» **Task material**:
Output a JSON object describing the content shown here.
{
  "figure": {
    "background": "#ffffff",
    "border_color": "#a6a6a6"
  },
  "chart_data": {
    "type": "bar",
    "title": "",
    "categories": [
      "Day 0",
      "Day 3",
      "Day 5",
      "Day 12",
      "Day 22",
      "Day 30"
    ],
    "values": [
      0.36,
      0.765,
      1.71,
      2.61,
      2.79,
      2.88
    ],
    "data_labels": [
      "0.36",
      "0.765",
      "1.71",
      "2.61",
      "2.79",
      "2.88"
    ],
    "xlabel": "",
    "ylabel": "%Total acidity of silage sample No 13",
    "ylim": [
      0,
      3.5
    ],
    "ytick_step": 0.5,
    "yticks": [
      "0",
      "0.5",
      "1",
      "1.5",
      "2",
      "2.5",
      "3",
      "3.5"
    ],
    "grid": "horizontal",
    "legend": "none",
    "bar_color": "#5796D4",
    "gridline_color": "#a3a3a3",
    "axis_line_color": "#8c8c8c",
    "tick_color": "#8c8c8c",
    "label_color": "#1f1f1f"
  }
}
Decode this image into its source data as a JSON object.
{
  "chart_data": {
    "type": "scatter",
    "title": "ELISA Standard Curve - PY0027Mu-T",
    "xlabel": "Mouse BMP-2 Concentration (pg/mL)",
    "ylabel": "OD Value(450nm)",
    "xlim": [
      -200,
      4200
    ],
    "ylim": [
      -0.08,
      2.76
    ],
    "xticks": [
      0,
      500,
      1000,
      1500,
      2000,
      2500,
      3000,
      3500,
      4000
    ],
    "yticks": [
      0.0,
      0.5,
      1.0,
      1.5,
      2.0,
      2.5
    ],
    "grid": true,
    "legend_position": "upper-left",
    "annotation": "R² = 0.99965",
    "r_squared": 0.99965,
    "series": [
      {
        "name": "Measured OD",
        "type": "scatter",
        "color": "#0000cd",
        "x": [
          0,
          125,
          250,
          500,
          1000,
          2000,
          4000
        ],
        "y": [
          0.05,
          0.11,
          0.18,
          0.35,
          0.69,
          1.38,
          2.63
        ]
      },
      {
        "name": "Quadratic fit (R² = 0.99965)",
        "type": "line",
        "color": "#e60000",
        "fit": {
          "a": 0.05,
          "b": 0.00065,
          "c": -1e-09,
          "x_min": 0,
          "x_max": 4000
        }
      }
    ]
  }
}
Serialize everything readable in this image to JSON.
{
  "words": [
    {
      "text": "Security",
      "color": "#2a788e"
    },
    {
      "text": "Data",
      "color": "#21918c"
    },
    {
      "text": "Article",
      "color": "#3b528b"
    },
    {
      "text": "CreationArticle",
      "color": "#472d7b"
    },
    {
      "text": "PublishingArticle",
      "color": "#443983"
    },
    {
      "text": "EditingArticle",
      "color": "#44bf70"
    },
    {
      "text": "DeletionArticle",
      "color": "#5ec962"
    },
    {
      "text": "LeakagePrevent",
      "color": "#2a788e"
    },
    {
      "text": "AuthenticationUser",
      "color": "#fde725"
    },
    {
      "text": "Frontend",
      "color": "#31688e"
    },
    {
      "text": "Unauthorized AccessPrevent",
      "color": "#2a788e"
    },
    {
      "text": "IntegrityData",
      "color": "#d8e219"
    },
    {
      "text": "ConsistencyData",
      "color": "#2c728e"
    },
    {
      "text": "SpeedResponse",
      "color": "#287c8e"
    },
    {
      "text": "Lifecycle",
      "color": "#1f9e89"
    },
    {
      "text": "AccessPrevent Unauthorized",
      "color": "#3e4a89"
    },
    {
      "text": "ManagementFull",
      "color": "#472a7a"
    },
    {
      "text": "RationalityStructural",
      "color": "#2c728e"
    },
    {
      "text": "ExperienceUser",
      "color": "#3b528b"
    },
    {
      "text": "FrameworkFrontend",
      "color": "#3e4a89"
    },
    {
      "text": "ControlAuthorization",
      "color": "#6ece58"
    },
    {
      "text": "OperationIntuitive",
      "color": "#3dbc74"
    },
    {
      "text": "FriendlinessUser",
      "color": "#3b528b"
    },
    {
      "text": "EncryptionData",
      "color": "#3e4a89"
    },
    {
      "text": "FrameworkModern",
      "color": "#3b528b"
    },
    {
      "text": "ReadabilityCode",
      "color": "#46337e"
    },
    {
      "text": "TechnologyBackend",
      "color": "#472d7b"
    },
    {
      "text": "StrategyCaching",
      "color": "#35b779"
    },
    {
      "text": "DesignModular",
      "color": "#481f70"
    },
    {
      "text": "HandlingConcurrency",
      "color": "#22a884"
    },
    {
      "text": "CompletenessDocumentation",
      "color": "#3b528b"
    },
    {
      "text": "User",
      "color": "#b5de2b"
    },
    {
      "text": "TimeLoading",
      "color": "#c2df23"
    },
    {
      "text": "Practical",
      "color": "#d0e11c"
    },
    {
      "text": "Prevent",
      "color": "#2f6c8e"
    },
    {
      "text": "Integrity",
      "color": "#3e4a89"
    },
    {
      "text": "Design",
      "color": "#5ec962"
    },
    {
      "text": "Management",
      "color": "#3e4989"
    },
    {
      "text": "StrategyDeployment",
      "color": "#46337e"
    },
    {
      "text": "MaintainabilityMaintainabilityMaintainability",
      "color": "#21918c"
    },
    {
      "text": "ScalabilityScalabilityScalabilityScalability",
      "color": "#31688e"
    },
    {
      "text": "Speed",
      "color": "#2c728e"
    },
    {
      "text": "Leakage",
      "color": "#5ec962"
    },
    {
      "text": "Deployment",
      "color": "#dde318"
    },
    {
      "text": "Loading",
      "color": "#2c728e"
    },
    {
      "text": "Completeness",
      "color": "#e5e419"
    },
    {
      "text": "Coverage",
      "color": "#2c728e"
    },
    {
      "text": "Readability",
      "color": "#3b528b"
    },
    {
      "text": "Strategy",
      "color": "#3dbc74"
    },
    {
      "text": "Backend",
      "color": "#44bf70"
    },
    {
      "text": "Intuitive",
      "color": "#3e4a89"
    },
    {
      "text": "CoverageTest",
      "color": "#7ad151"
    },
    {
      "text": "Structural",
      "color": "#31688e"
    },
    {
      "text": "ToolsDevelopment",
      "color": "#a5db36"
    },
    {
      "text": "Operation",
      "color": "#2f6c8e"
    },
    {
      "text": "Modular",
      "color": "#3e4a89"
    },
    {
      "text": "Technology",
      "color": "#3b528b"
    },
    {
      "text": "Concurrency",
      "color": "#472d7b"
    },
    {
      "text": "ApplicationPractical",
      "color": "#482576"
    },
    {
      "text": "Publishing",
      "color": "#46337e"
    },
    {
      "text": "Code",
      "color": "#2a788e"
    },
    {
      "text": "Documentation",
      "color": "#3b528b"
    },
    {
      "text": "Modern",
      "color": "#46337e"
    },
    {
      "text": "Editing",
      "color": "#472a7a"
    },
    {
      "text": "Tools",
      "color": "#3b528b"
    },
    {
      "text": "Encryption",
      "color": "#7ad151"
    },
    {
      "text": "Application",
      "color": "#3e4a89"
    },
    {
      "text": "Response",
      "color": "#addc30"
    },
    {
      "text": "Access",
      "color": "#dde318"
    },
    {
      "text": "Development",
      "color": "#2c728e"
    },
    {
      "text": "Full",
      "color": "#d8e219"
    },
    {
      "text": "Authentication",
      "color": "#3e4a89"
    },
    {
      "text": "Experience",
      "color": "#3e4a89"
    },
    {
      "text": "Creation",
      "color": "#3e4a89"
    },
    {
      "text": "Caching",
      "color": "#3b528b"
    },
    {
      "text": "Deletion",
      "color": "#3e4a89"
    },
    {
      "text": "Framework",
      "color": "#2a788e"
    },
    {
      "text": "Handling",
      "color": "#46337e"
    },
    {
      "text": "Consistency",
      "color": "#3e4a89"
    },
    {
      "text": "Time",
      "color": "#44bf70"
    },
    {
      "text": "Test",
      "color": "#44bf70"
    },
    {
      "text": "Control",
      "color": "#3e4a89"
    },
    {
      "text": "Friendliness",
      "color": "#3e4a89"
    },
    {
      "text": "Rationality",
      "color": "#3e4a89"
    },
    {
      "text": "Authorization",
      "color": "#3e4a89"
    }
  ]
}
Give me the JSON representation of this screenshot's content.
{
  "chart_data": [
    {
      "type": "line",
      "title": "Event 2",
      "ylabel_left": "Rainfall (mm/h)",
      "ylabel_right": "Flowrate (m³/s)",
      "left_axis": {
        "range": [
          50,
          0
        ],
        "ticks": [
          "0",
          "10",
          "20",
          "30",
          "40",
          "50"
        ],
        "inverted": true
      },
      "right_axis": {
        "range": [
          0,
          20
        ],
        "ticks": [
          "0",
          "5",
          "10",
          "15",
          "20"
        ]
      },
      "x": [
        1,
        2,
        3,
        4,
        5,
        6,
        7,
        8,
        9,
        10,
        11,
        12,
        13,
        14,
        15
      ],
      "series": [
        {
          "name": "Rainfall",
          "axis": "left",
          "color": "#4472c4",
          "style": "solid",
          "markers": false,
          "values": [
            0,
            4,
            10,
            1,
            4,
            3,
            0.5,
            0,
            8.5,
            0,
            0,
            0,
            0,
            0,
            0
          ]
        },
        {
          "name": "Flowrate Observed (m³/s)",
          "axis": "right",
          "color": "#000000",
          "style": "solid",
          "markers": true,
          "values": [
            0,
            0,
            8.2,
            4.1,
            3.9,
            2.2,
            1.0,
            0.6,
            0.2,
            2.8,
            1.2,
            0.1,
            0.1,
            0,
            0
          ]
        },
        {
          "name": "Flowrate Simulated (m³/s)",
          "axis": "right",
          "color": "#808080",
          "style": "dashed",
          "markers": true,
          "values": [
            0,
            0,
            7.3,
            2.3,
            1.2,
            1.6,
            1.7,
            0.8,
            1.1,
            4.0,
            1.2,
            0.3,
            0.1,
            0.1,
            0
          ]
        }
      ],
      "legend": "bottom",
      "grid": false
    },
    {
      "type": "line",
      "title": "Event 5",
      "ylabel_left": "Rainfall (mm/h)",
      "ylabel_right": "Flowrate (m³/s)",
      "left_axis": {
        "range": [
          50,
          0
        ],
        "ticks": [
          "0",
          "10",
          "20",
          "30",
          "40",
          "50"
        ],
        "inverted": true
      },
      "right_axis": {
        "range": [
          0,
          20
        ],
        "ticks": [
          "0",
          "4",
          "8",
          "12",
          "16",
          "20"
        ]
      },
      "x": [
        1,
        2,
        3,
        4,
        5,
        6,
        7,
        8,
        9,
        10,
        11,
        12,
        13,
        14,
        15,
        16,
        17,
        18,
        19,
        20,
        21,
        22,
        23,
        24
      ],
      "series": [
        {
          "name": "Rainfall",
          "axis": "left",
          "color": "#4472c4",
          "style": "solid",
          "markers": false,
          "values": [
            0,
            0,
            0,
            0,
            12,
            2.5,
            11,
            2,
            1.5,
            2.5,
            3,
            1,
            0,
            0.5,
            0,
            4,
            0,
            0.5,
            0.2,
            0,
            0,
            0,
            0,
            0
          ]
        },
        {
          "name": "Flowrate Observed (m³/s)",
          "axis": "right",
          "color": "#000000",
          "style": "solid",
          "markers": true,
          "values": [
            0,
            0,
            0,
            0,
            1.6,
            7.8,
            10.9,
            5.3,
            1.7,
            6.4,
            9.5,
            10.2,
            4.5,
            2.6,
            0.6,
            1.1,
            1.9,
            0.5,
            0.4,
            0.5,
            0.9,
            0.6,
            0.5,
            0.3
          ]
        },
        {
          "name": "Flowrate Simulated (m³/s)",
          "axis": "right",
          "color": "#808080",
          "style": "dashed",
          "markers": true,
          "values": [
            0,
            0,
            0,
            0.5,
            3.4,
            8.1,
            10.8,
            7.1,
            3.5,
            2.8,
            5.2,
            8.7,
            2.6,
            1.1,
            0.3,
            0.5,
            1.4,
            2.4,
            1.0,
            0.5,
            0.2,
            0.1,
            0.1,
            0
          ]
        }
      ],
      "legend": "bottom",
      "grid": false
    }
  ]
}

» **Problem requirements**:
In the listing, find every line containing the word "object" and list it.

» **Right answer**:
Output a JSON object describing the content shown here.
Decode this image into its source data as a JSON object.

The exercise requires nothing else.